◆ **SHORT TASK**
Sift the listing for lines that hold the string "Economic" and pull them out.

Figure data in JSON
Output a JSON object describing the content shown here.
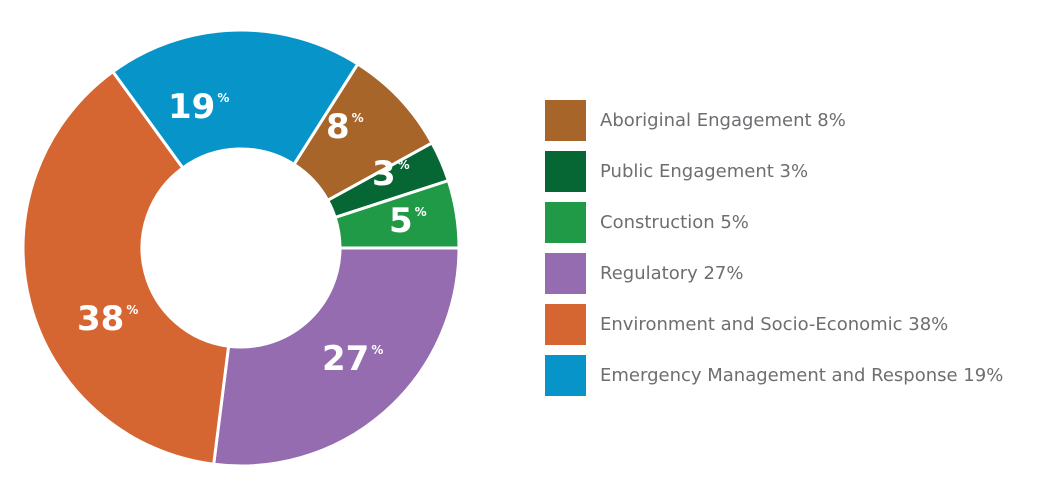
{
  "chart_data": {
    "type": "pie",
    "variant": "donut",
    "title": "",
    "start_angle_deg": 0,
    "direction": "clockwise",
    "legend_position": "right",
    "slices": [
      {
        "label": "Regulatory",
        "value": 27,
        "color": "#956caf"
      },
      {
        "label": "Environment and Socio-Economic",
        "value": 38,
        "color": "#d66631"
      },
      {
        "label": "Emergency Management and Response",
        "value": 19,
        "color": "#0795c9"
      },
      {
        "label": "Aboriginal Engagement",
        "value": 8,
        "color": "#a7652a"
      },
      {
        "label": "Public Engagement",
        "value": 3,
        "color": "#066634"
      },
      {
        "label": "Construction",
        "value": 5,
        "color": "#219a48"
      }
    ]
  },
  "legend": {
    "items": [
      {
        "label": "Aboriginal Engagement 8%",
        "color": "#a7652a"
      },
      {
        "label": "Public Engagement 3%",
        "color": "#066634"
      },
      {
        "label": "Construction 5%",
        "color": "#219a48"
      },
      {
        "label": "Regulatory 27%",
        "color": "#956caf"
      },
      {
        "label": "Environment and Socio-Economic 38%",
        "color": "#d66631"
      },
      {
        "label": "Emergency Management and Response 19%",
        "color": "#0795c9"
      }
    ]
  },
  "labels": {
    "percent_symbol": "%",
    "regulatory": "27",
    "environment": "38",
    "emergency": "19",
    "aboriginal": "8",
    "public": "3",
    "construction": "5"
  }
}
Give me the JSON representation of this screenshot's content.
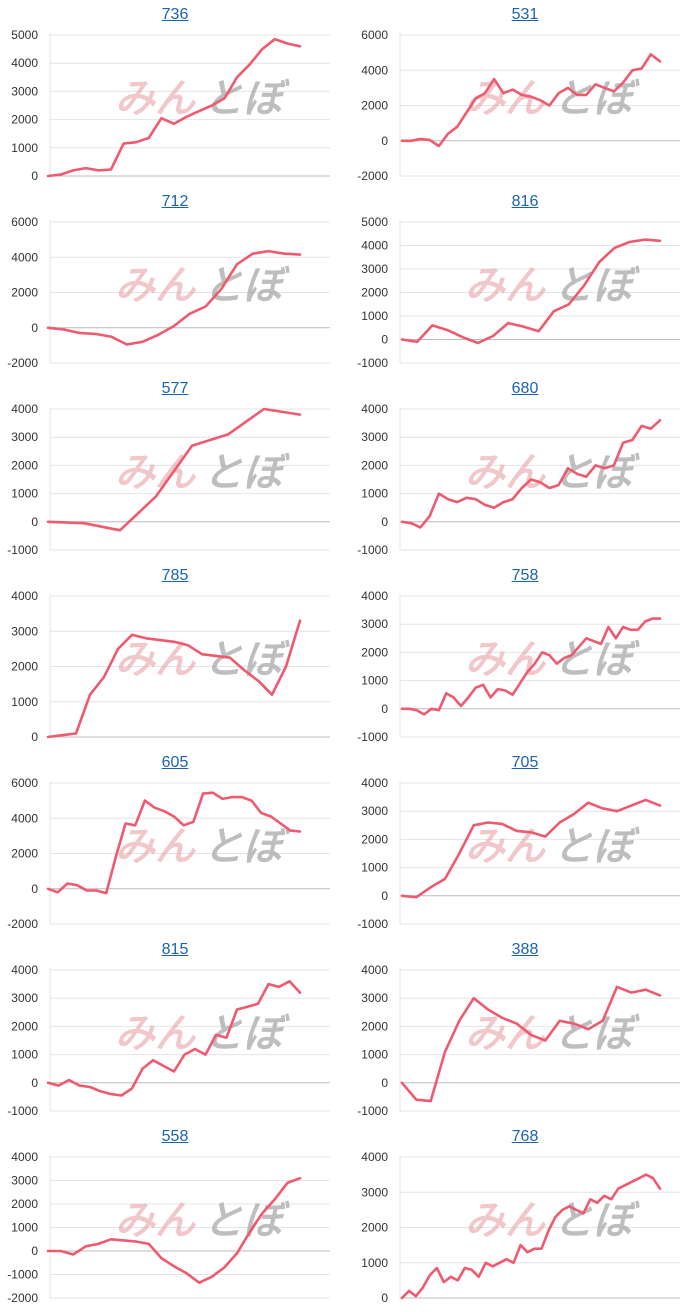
{
  "watermark": {
    "left": "みん",
    "right": "とぼ"
  },
  "line_color": "#ee5a6f",
  "title_color": "#1a63b0",
  "chart_data": [
    {
      "type": "line",
      "title": "736",
      "ylim": [
        0,
        5000
      ],
      "yticks": [
        0,
        1000,
        2000,
        3000,
        4000,
        5000
      ],
      "values": [
        0,
        50,
        200,
        280,
        200,
        230,
        1150,
        1200,
        1350,
        2050,
        1850,
        2100,
        2300,
        2500,
        2750,
        3500,
        3950,
        4500,
        4850,
        4700,
        4600
      ]
    },
    {
      "type": "line",
      "title": "531",
      "ylim": [
        -2000,
        6000
      ],
      "yticks": [
        -2000,
        0,
        2000,
        4000,
        6000
      ],
      "values": [
        0,
        0,
        100,
        50,
        -300,
        400,
        800,
        1600,
        2400,
        2700,
        3500,
        2700,
        2900,
        2600,
        2500,
        2300,
        2000,
        2700,
        3000,
        2600,
        2600,
        3200,
        3000,
        2800,
        3300,
        4000,
        4100,
        4900,
        4500
      ]
    },
    {
      "type": "line",
      "title": "712",
      "ylim": [
        -2000,
        6000
      ],
      "yticks": [
        -2000,
        0,
        2000,
        4000,
        6000
      ],
      "values": [
        0,
        -100,
        -300,
        -350,
        -500,
        -950,
        -800,
        -400,
        100,
        800,
        1200,
        2200,
        3600,
        4200,
        4350,
        4200,
        4150
      ]
    },
    {
      "type": "line",
      "title": "816",
      "ylim": [
        -1000,
        5000
      ],
      "yticks": [
        -1000,
        0,
        1000,
        2000,
        3000,
        4000,
        5000
      ],
      "values": [
        0,
        -100,
        600,
        400,
        100,
        -150,
        150,
        700,
        550,
        350,
        1200,
        1500,
        2300,
        3300,
        3900,
        4150,
        4250,
        4200
      ]
    },
    {
      "type": "line",
      "title": "577",
      "ylim": [
        -1000,
        4000
      ],
      "yticks": [
        -1000,
        0,
        1000,
        2000,
        3000,
        4000
      ],
      "values": [
        0,
        -50,
        -300,
        900,
        2700,
        3100,
        4000,
        3800
      ]
    },
    {
      "type": "line",
      "title": "680",
      "ylim": [
        -1000,
        4000
      ],
      "yticks": [
        -1000,
        0,
        1000,
        2000,
        3000,
        4000
      ],
      "values": [
        0,
        -50,
        -200,
        200,
        1000,
        800,
        700,
        850,
        800,
        600,
        500,
        700,
        800,
        1200,
        1500,
        1400,
        1200,
        1300,
        1900,
        1700,
        1600,
        2000,
        1900,
        2000,
        2800,
        2900,
        3400,
        3300,
        3600
      ]
    },
    {
      "type": "line",
      "title": "785",
      "ylim": [
        0,
        4000
      ],
      "yticks": [
        0,
        1000,
        2000,
        3000,
        4000
      ],
      "values": [
        0,
        50,
        100,
        1200,
        1700,
        2500,
        2900,
        2800,
        2750,
        2700,
        2600,
        2350,
        2300,
        2250,
        1900,
        1600,
        1200,
        2000,
        3300
      ]
    },
    {
      "type": "line",
      "title": "758",
      "ylim": [
        -1000,
        4000
      ],
      "yticks": [
        -1000,
        0,
        1000,
        2000,
        3000,
        4000
      ],
      "values": [
        0,
        0,
        -50,
        -200,
        0,
        -50,
        550,
        400,
        100,
        400,
        750,
        850,
        400,
        700,
        650,
        500,
        900,
        1300,
        1600,
        2000,
        1900,
        1600,
        1800,
        1900,
        2200,
        2500,
        2400,
        2300,
        2900,
        2500,
        2900,
        2800,
        2800,
        3100,
        3200,
        3200
      ]
    },
    {
      "type": "line",
      "title": "605",
      "ylim": [
        -2000,
        6000
      ],
      "yticks": [
        -2000,
        0,
        2000,
        4000,
        6000
      ],
      "values": [
        0,
        -200,
        300,
        200,
        -100,
        -100,
        -250,
        1800,
        3700,
        3600,
        5000,
        4600,
        4400,
        4100,
        3600,
        3800,
        5400,
        5450,
        5100,
        5200,
        5200,
        5000,
        4300,
        4100,
        3700,
        3300,
        3250
      ]
    },
    {
      "type": "line",
      "title": "705",
      "ylim": [
        -1000,
        4000
      ],
      "yticks": [
        -1000,
        0,
        1000,
        2000,
        3000,
        4000
      ],
      "values": [
        0,
        -50,
        300,
        600,
        1500,
        2500,
        2600,
        2550,
        2300,
        2250,
        2100,
        2600,
        2900,
        3300,
        3100,
        3000,
        3200,
        3400,
        3200
      ]
    },
    {
      "type": "line",
      "title": "815",
      "ylim": [
        -1000,
        4000
      ],
      "yticks": [
        -1000,
        0,
        1000,
        2000,
        3000,
        4000
      ],
      "values": [
        0,
        -100,
        100,
        -100,
        -150,
        -300,
        -400,
        -450,
        -200,
        500,
        800,
        600,
        400,
        1000,
        1200,
        1000,
        1700,
        1600,
        2600,
        2700,
        2800,
        3500,
        3400,
        3600,
        3200
      ]
    },
    {
      "type": "line",
      "title": "388",
      "ylim": [
        -1000,
        4000
      ],
      "yticks": [
        -1000,
        0,
        1000,
        2000,
        3000,
        4000
      ],
      "values": [
        0,
        -600,
        -650,
        1100,
        2200,
        3000,
        2600,
        2300,
        2100,
        1700,
        1500,
        2200,
        2100,
        1900,
        2200,
        3400,
        3200,
        3300,
        3100
      ]
    },
    {
      "type": "line",
      "title": "558",
      "ylim": [
        -2000,
        4000
      ],
      "yticks": [
        -2000,
        -1000,
        0,
        1000,
        2000,
        3000,
        4000
      ],
      "values": [
        0,
        0,
        -150,
        200,
        300,
        500,
        450,
        400,
        300,
        -300,
        -650,
        -950,
        -1350,
        -1100,
        -700,
        -100,
        800,
        1600,
        2200,
        2900,
        3100
      ]
    },
    {
      "type": "line",
      "title": "768",
      "ylim": [
        0,
        4000
      ],
      "yticks": [
        0,
        1000,
        2000,
        3000,
        4000
      ],
      "values": [
        0,
        200,
        50,
        300,
        650,
        850,
        450,
        600,
        500,
        850,
        800,
        600,
        1000,
        900,
        1000,
        1100,
        1000,
        1500,
        1300,
        1400,
        1400,
        1900,
        2300,
        2500,
        2600,
        2500,
        2400,
        2800,
        2700,
        2900,
        2800,
        3100,
        3200,
        3300,
        3400,
        3500,
        3400,
        3100
      ]
    }
  ]
}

◆ **ANSWER IN FULL**
        "label": "Environment and Socio-Economic",
        "label": "Environment and Socio-Economic 38%",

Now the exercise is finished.